STATED PROBLEM.
Return every record exactly as written.

*** MATERIAL FOR THIS TASK

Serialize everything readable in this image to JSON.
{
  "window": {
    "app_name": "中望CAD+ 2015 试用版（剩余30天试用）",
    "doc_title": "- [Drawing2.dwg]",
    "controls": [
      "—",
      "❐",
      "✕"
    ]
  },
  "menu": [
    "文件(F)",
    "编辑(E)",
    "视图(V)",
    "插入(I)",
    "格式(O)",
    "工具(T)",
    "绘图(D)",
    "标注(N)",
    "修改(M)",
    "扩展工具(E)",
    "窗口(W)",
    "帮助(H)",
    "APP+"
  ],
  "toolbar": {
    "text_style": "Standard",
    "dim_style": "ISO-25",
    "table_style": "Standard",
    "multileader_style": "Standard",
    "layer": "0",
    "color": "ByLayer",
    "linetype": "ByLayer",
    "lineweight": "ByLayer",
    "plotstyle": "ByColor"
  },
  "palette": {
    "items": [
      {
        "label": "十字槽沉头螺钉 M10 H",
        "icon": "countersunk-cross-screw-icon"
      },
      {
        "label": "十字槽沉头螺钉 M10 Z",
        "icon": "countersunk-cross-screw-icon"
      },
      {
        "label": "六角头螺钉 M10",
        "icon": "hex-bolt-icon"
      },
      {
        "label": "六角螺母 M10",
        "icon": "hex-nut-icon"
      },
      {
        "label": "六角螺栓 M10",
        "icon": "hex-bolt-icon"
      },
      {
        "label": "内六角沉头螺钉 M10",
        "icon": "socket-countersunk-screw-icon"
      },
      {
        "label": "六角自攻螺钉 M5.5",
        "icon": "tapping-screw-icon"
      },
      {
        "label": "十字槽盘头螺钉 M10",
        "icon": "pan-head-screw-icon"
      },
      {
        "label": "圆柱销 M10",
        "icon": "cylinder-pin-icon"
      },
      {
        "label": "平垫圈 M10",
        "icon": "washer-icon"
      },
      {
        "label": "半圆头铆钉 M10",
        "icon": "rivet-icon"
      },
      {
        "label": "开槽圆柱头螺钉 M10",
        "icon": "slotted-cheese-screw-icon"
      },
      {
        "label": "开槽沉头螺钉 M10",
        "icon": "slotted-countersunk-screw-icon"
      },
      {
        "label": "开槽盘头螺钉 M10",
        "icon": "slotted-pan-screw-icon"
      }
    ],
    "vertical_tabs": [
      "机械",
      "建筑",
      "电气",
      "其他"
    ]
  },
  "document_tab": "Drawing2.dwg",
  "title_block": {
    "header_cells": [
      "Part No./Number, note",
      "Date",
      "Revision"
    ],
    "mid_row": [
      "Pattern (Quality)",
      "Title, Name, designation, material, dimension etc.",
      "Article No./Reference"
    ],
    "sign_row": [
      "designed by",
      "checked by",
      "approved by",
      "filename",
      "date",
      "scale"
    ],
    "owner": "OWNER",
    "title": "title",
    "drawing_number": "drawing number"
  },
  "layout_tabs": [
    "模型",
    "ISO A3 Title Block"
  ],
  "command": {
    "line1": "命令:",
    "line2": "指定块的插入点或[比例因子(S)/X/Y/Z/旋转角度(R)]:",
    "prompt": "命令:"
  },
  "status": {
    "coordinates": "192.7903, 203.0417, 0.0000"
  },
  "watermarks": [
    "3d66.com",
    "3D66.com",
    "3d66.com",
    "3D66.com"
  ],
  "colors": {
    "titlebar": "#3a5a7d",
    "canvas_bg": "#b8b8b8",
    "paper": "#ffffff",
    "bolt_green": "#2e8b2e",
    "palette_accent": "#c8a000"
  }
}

******

SOLUTION.
Serialize everything readable in this image to JSON.
{
  "window": {
    "app_name": "中望CAD+ 2015 试用版（剩余30天试用）",
    "doc_title": "- [Drawing2.dwg]",
    "controls": [
      "—",
      "❐",
      "✕"
    ]
  },
  "menu": [
    "文件(F)",
    "编辑(E)",
    "视图(V)",
    "插入(I)",
    "格式(O)",
    "工具(T)",
    "绘图(D)",
    "标注(N)",
    "修改(M)",
    "扩展工具(E)",
    "窗口(W)",
    "帮助(H)",
    "APP+"
  ],
  "toolbar": {
    "text_style": "Standard",
    "dim_style": "ISO-25",
    "table_style": "Standard",
    "multileader_style": "Standard",
    "layer": "0",
    "color": "ByLayer",
    "linetype": "ByLayer",
    "lineweight": "ByLayer",
    "plotstyle": "ByColor"
  },
  "palette": {
    "items": [
      {
        "label": "十字槽沉头螺钉 M10 H",
        "icon": "countersunk-cross-screw-icon"
      },
      {
        "label": "十字槽沉头螺钉 M10 Z",
        "icon": "countersunk-cross-screw-icon"
      },
      {
        "label": "六角头螺钉 M10",
        "icon": "hex-bolt-icon"
      },
      {
        "label": "六角螺母 M10",
        "icon": "hex-nut-icon"
      },
      {
        "label": "六角螺栓 M10",
        "icon": "hex-bolt-icon"
      },
      {
        "label": "内六角沉头螺钉 M10",
        "icon": "socket-countersunk-screw-icon"
      },
      {
        "label": "六角自攻螺钉 M5.5",
        "icon": "tapping-screw-icon"
      },
      {
        "label": "十字槽盘头螺钉 M10",
        "icon": "pan-head-screw-icon"
      },
      {
        "label": "圆柱销 M10",
        "icon": "cylinder-pin-icon"
      },
      {
        "label": "平垫圈 M10",
        "icon": "washer-icon"
      },
      {
        "label": "半圆头铆钉 M10",
        "icon": "rivet-icon"
      },
      {
        "label": "开槽圆柱头螺钉 M10",
        "icon": "slotted-cheese-screw-icon"
      },
      {
        "label": "开槽沉头螺钉 M10",
        "icon": "slotted-countersunk-screw-icon"
      },
      {
        "label": "开槽盘头螺钉 M10",
        "icon": "slotted-pan-screw-icon"
      }
    ],
    "vertical_tabs": [
      "机械",
      "建筑",
      "电气",
      "其他"
    ]
  },
  "document_tab": "Drawing2.dwg",
  "title_block": {
    "header_cells": [
      "Part No./Number, note",
      "Date",
      "Revision"
    ],
    "mid_row": [
      "Pattern (Quality)",
      "Title, Name, designation, material, dimension etc.",
      "Article No./Reference"
    ],
    "sign_row": [
      "designed by",
      "checked by",
      "approved by",
      "filename",
      "date",
      "scale"
    ],
    "owner": "OWNER",
    "title": "title",
    "drawing_number": "drawing number"
  },
  "layout_tabs": [
    "模型",
    "ISO A3 Title Block"
  ],
  "command": {
    "line1": "命令:",
    "line2": "指定块的插入点或[比例因子(S)/X/Y/Z/旋转角度(R)]:",
    "prompt": "命令:"
  },
  "status": {
    "coordinates": "192.7903, 203.0417, 0.0000"
  },
  "watermarks": [
    "3d66.com",
    "3D66.com",
    "3d66.com",
    "3D66.com"
  ],
  "colors": {
    "titlebar": "#3a5a7d",
    "canvas_bg": "#b8b8b8",
    "paper": "#ffffff",
    "bolt_green": "#2e8b2e",
    "palette_accent": "#c8a000"
  }
}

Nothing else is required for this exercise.